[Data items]
——————————

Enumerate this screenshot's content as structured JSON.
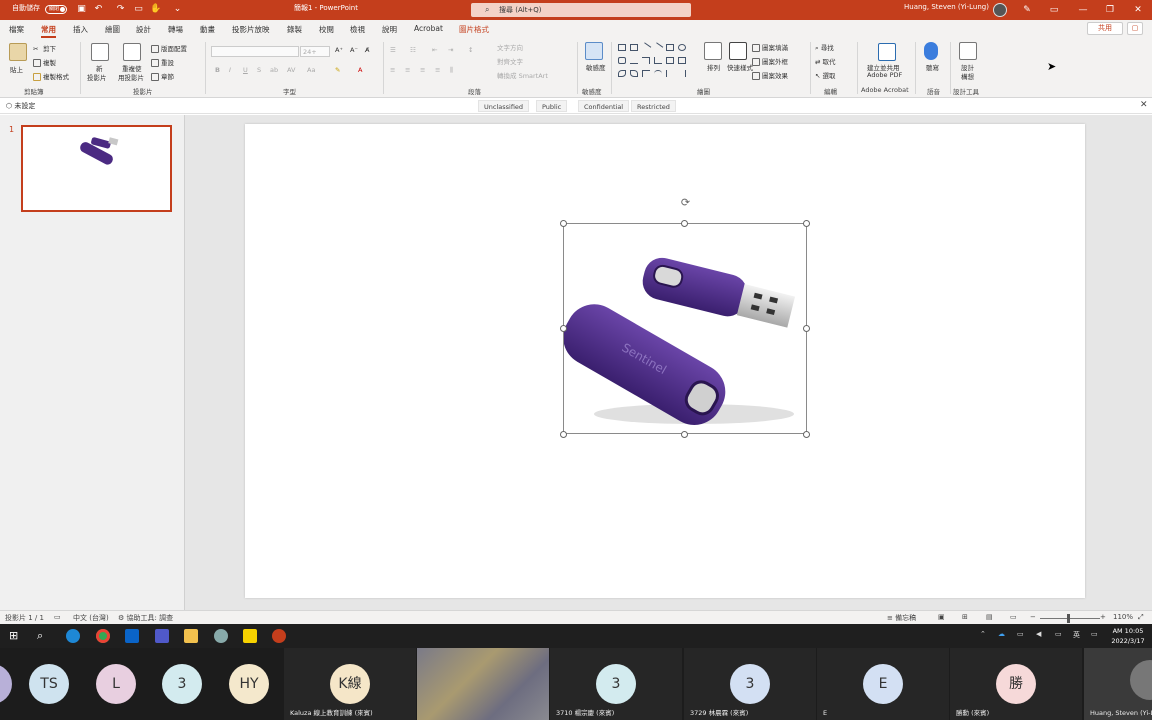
{
  "titlebar": {
    "autosave_label": "自動儲存",
    "autosave_state": "關閉",
    "doc_title": "簡報1 - PowerPoint",
    "search_placeholder": "搜尋 (Alt+Q)",
    "user_name": "Huang, Steven (Yi-Lung)",
    "accent_color": "#c43e1c"
  },
  "tabs": [
    "檔案",
    "常用",
    "插入",
    "繪圖",
    "設計",
    "轉場",
    "動畫",
    "投影片放映",
    "錄製",
    "校閱",
    "檢視",
    "說明",
    "Acrobat",
    "圖片格式"
  ],
  "active_tab": "常用",
  "share_label": "共用",
  "ribbon": {
    "clipboard": {
      "paste": "貼上",
      "cut": "剪下",
      "copy": "複製",
      "format_painter": "複製格式",
      "label": "剪貼簿"
    },
    "slides": {
      "new_slide": "新",
      "new_slide2": "投影片",
      "reuse": "重複使",
      "reuse2": "用投影片",
      "layout": "版面配置",
      "reset": "重設",
      "section": "章節",
      "label": "投影片"
    },
    "font": {
      "label": "字型",
      "size": "24+"
    },
    "paragraph": {
      "text_direction": "文字方向",
      "align_text": "對齊文字",
      "smartart": "轉換成 SmartArt",
      "label": "段落"
    },
    "sensitivity": {
      "btn": "敏感度",
      "label": "敏感度"
    },
    "drawing": {
      "arrange": "排列",
      "quick_styles": "快速樣式",
      "fill": "圖案填滿",
      "outline": "圖案外框",
      "effects": "圖案效果",
      "label": "繪圖"
    },
    "editing": {
      "find": "尋找",
      "replace": "取代",
      "select": "選取",
      "label": "編輯"
    },
    "acrobat": {
      "btn1": "建立並共用",
      "btn2": "Adobe PDF",
      "label": "Adobe Acrobat"
    },
    "voice": {
      "btn": "聽寫",
      "label": "語音"
    },
    "designer": {
      "btn1": "設計",
      "btn2": "構想",
      "label": "設計工具"
    }
  },
  "sensitivity_bar": {
    "label": "未設定",
    "options": [
      "Unclassified",
      "Public",
      "Confidential",
      "Restricted"
    ]
  },
  "slide_panel": {
    "slide_number": "1"
  },
  "statusbar": {
    "slide_info": "投影片 1 / 1",
    "language": "中文 (台灣)",
    "accessibility": "協助工具: 調查",
    "notes": "備忘稿",
    "zoom": "110%"
  },
  "clock": {
    "time": "AM 10:05",
    "date": "2022/3/17"
  },
  "tray": {
    "ime": "英"
  },
  "participants": [
    {
      "initials": "TS",
      "color": "#cfe3ef",
      "name": ""
    },
    {
      "initials": "L",
      "color": "#e8cfe0",
      "name": ""
    },
    {
      "initials": "3",
      "color": "#d3ebef",
      "name": ""
    },
    {
      "initials": "HY",
      "color": "#f4e8cc",
      "name": ""
    },
    {
      "initials": "K線",
      "color": "#f5e6c8",
      "name": "Kaluza 線上教育訓練 (來賓)"
    },
    {
      "initials": "",
      "color": "",
      "name": ""
    },
    {
      "initials": "3",
      "color": "#d3ebef",
      "name": "3710 楊宗慶 (來賓)"
    },
    {
      "initials": "3",
      "color": "#d3e0f3",
      "name": "3729 林晨霖 (來賓)"
    },
    {
      "initials": "E",
      "color": "#d3e0f3",
      "name": "E"
    },
    {
      "initials": "勝",
      "color": "#f6d9d9",
      "name": "勝勳 (來賓)"
    },
    {
      "initials": "",
      "color": "",
      "name": "Huang, Steven (Yi-Lung)"
    }
  ],
  "product_text": "Sentinel"
}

——————————

# Direction
Copy the material exactly. Do not include the pictures.

# In response
Enumerate this screenshot's content as structured JSON.
{
  "titlebar": {
    "autosave_label": "自動儲存",
    "autosave_state": "關閉",
    "doc_title": "簡報1 - PowerPoint",
    "search_placeholder": "搜尋 (Alt+Q)",
    "user_name": "Huang, Steven (Yi-Lung)",
    "accent_color": "#c43e1c"
  },
  "tabs": [
    "檔案",
    "常用",
    "插入",
    "繪圖",
    "設計",
    "轉場",
    "動畫",
    "投影片放映",
    "錄製",
    "校閱",
    "檢視",
    "說明",
    "Acrobat",
    "圖片格式"
  ],
  "active_tab": "常用",
  "share_label": "共用",
  "ribbon": {
    "clipboard": {
      "paste": "貼上",
      "cut": "剪下",
      "copy": "複製",
      "format_painter": "複製格式",
      "label": "剪貼簿"
    },
    "slides": {
      "new_slide": "新",
      "new_slide2": "投影片",
      "reuse": "重複使",
      "reuse2": "用投影片",
      "layout": "版面配置",
      "reset": "重設",
      "section": "章節",
      "label": "投影片"
    },
    "font": {
      "label": "字型",
      "size": "24+"
    },
    "paragraph": {
      "text_direction": "文字方向",
      "align_text": "對齊文字",
      "smartart": "轉換成 SmartArt",
      "label": "段落"
    },
    "sensitivity": {
      "btn": "敏感度",
      "label": "敏感度"
    },
    "drawing": {
      "arrange": "排列",
      "quick_styles": "快速樣式",
      "fill": "圖案填滿",
      "outline": "圖案外框",
      "effects": "圖案效果",
      "label": "繪圖"
    },
    "editing": {
      "find": "尋找",
      "replace": "取代",
      "select": "選取",
      "label": "編輯"
    },
    "acrobat": {
      "btn1": "建立並共用",
      "btn2": "Adobe PDF",
      "label": "Adobe Acrobat"
    },
    "voice": {
      "btn": "聽寫",
      "label": "語音"
    },
    "designer": {
      "btn1": "設計",
      "btn2": "構想",
      "label": "設計工具"
    }
  },
  "sensitivity_bar": {
    "label": "未設定",
    "options": [
      "Unclassified",
      "Public",
      "Confidential",
      "Restricted"
    ]
  },
  "slide_panel": {
    "slide_number": "1"
  },
  "statusbar": {
    "slide_info": "投影片 1 / 1",
    "language": "中文 (台灣)",
    "accessibility": "協助工具: 調查",
    "notes": "備忘稿",
    "zoom": "110%"
  },
  "clock": {
    "time": "AM 10:05",
    "date": "2022/3/17"
  },
  "tray": {
    "ime": "英"
  },
  "participants": [
    {
      "initials": "TS",
      "color": "#cfe3ef",
      "name": ""
    },
    {
      "initials": "L",
      "color": "#e8cfe0",
      "name": ""
    },
    {
      "initials": "3",
      "color": "#d3ebef",
      "name": ""
    },
    {
      "initials": "HY",
      "color": "#f4e8cc",
      "name": ""
    },
    {
      "initials": "K線",
      "color": "#f5e6c8",
      "name": "Kaluza 線上教育訓練 (來賓)"
    },
    {
      "initials": "",
      "color": "",
      "name": ""
    },
    {
      "initials": "3",
      "color": "#d3ebef",
      "name": "3710 楊宗慶 (來賓)"
    },
    {
      "initials": "3",
      "color": "#d3e0f3",
      "name": "3729 林晨霖 (來賓)"
    },
    {
      "initials": "E",
      "color": "#d3e0f3",
      "name": "E"
    },
    {
      "initials": "勝",
      "color": "#f6d9d9",
      "name": "勝勳 (來賓)"
    },
    {
      "initials": "",
      "color": "",
      "name": "Huang, Steven (Yi-Lung)"
    }
  ],
  "product_text": "Sentinel"
}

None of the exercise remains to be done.